§ OBJECTIVE:
Every record that follows should be printed verbatim.

§ PROVIDED MATERIAL:
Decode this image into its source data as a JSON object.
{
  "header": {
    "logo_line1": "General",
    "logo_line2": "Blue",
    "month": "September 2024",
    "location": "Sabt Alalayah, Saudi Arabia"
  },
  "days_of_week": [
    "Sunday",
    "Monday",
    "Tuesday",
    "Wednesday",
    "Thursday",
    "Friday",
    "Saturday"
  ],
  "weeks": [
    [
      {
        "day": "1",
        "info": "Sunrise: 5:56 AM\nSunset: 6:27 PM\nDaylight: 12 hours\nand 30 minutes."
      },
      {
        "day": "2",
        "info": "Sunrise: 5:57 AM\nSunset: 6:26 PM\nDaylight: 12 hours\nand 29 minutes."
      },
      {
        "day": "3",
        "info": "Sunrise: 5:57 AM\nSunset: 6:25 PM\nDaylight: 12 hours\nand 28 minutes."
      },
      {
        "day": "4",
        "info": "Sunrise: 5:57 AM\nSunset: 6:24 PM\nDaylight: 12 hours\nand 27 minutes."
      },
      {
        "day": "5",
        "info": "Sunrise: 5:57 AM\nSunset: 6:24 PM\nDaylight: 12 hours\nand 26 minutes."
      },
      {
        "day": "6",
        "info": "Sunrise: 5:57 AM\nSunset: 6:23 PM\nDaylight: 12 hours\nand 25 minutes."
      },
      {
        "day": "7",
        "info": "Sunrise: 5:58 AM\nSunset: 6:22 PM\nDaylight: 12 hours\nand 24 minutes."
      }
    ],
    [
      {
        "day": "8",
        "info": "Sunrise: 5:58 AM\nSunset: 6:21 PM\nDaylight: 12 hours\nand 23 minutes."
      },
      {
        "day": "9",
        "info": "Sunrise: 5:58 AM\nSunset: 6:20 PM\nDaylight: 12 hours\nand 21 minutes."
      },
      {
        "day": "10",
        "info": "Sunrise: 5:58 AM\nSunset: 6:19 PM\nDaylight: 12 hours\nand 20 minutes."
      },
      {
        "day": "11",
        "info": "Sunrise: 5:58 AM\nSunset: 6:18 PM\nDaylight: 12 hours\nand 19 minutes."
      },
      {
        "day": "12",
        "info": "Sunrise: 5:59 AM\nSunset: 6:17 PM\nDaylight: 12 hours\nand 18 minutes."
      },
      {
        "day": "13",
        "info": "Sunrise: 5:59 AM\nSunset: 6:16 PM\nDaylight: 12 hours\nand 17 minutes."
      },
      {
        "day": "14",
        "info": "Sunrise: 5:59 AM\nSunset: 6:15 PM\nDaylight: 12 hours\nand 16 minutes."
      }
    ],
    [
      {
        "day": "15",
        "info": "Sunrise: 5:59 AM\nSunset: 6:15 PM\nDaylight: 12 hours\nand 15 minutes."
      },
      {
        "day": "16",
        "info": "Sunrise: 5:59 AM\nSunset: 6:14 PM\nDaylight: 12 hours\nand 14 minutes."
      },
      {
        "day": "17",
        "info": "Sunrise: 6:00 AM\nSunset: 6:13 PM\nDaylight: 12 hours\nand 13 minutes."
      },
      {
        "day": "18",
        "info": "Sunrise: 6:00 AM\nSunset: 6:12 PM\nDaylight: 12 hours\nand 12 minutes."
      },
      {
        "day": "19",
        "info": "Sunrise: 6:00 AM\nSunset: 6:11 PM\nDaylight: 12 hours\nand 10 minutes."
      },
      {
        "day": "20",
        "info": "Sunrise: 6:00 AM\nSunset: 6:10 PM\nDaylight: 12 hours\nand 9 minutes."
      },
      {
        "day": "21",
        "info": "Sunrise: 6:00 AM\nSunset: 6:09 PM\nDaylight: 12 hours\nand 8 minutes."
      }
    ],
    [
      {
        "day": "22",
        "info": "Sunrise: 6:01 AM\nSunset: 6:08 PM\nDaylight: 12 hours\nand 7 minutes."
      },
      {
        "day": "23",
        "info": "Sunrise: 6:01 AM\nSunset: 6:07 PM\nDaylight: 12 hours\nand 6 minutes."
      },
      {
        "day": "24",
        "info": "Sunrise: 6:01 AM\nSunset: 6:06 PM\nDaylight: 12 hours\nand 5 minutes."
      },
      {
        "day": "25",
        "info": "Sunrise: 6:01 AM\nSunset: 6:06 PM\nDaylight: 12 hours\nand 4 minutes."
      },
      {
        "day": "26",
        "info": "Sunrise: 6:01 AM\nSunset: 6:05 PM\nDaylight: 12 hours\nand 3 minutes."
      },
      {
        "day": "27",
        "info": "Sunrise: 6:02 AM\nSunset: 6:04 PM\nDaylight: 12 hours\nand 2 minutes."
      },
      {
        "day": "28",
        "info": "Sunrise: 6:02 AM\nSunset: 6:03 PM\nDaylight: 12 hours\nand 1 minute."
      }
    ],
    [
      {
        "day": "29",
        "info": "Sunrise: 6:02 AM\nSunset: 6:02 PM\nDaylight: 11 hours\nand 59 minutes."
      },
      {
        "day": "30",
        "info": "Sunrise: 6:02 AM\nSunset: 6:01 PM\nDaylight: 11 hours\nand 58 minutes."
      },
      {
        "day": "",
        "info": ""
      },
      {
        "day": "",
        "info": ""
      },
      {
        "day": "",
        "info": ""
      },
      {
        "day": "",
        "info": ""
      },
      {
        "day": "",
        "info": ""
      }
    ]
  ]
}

§ EXPECTED ANSWER:
Decode this image into its source data as a JSON object.
{
  "header": {
    "logo_line1": "General",
    "logo_line2": "Blue",
    "month": "September 2024",
    "location": "Sabt Alalayah, Saudi Arabia"
  },
  "days_of_week": [
    "Sunday",
    "Monday",
    "Tuesday",
    "Wednesday",
    "Thursday",
    "Friday",
    "Saturday"
  ],
  "weeks": [
    [
      {
        "day": "1",
        "info": "Sunrise: 5:56 AM\nSunset: 6:27 PM\nDaylight: 12 hours\nand 30 minutes."
      },
      {
        "day": "2",
        "info": "Sunrise: 5:57 AM\nSunset: 6:26 PM\nDaylight: 12 hours\nand 29 minutes."
      },
      {
        "day": "3",
        "info": "Sunrise: 5:57 AM\nSunset: 6:25 PM\nDaylight: 12 hours\nand 28 minutes."
      },
      {
        "day": "4",
        "info": "Sunrise: 5:57 AM\nSunset: 6:24 PM\nDaylight: 12 hours\nand 27 minutes."
      },
      {
        "day": "5",
        "info": "Sunrise: 5:57 AM\nSunset: 6:24 PM\nDaylight: 12 hours\nand 26 minutes."
      },
      {
        "day": "6",
        "info": "Sunrise: 5:57 AM\nSunset: 6:23 PM\nDaylight: 12 hours\nand 25 minutes."
      },
      {
        "day": "7",
        "info": "Sunrise: 5:58 AM\nSunset: 6:22 PM\nDaylight: 12 hours\nand 24 minutes."
      }
    ],
    [
      {
        "day": "8",
        "info": "Sunrise: 5:58 AM\nSunset: 6:21 PM\nDaylight: 12 hours\nand 23 minutes."
      },
      {
        "day": "9",
        "info": "Sunrise: 5:58 AM\nSunset: 6:20 PM\nDaylight: 12 hours\nand 21 minutes."
      },
      {
        "day": "10",
        "info": "Sunrise: 5:58 AM\nSunset: 6:19 PM\nDaylight: 12 hours\nand 20 minutes."
      },
      {
        "day": "11",
        "info": "Sunrise: 5:58 AM\nSunset: 6:18 PM\nDaylight: 12 hours\nand 19 minutes."
      },
      {
        "day": "12",
        "info": "Sunrise: 5:59 AM\nSunset: 6:17 PM\nDaylight: 12 hours\nand 18 minutes."
      },
      {
        "day": "13",
        "info": "Sunrise: 5:59 AM\nSunset: 6:16 PM\nDaylight: 12 hours\nand 17 minutes."
      },
      {
        "day": "14",
        "info": "Sunrise: 5:59 AM\nSunset: 6:15 PM\nDaylight: 12 hours\nand 16 minutes."
      }
    ],
    [
      {
        "day": "15",
        "info": "Sunrise: 5:59 AM\nSunset: 6:15 PM\nDaylight: 12 hours\nand 15 minutes."
      },
      {
        "day": "16",
        "info": "Sunrise: 5:59 AM\nSunset: 6:14 PM\nDaylight: 12 hours\nand 14 minutes."
      },
      {
        "day": "17",
        "info": "Sunrise: 6:00 AM\nSunset: 6:13 PM\nDaylight: 12 hours\nand 13 minutes."
      },
      {
        "day": "18",
        "info": "Sunrise: 6:00 AM\nSunset: 6:12 PM\nDaylight: 12 hours\nand 12 minutes."
      },
      {
        "day": "19",
        "info": "Sunrise: 6:00 AM\nSunset: 6:11 PM\nDaylight: 12 hours\nand 10 minutes."
      },
      {
        "day": "20",
        "info": "Sunrise: 6:00 AM\nSunset: 6:10 PM\nDaylight: 12 hours\nand 9 minutes."
      },
      {
        "day": "21",
        "info": "Sunrise: 6:00 AM\nSunset: 6:09 PM\nDaylight: 12 hours\nand 8 minutes."
      }
    ],
    [
      {
        "day": "22",
        "info": "Sunrise: 6:01 AM\nSunset: 6:08 PM\nDaylight: 12 hours\nand 7 minutes."
      },
      {
        "day": "23",
        "info": "Sunrise: 6:01 AM\nSunset: 6:07 PM\nDaylight: 12 hours\nand 6 minutes."
      },
      {
        "day": "24",
        "info": "Sunrise: 6:01 AM\nSunset: 6:06 PM\nDaylight: 12 hours\nand 5 minutes."
      },
      {
        "day": "25",
        "info": "Sunrise: 6:01 AM\nSunset: 6:06 PM\nDaylight: 12 hours\nand 4 minutes."
      },
      {
        "day": "26",
        "info": "Sunrise: 6:01 AM\nSunset: 6:05 PM\nDaylight: 12 hours\nand 3 minutes."
      },
      {
        "day": "27",
        "info": "Sunrise: 6:02 AM\nSunset: 6:04 PM\nDaylight: 12 hours\nand 2 minutes."
      },
      {
        "day": "28",
        "info": "Sunrise: 6:02 AM\nSunset: 6:03 PM\nDaylight: 12 hours\nand 1 minute."
      }
    ],
    [
      {
        "day": "29",
        "info": "Sunrise: 6:02 AM\nSunset: 6:02 PM\nDaylight: 11 hours\nand 59 minutes."
      },
      {
        "day": "30",
        "info": "Sunrise: 6:02 AM\nSunset: 6:01 PM\nDaylight: 11 hours\nand 58 minutes."
      },
      {
        "day": "",
        "info": ""
      },
      {
        "day": "",
        "info": ""
      },
      {
        "day": "",
        "info": ""
      },
      {
        "day": "",
        "info": ""
      },
      {
        "day": "",
        "info": ""
      }
    ]
  ]
}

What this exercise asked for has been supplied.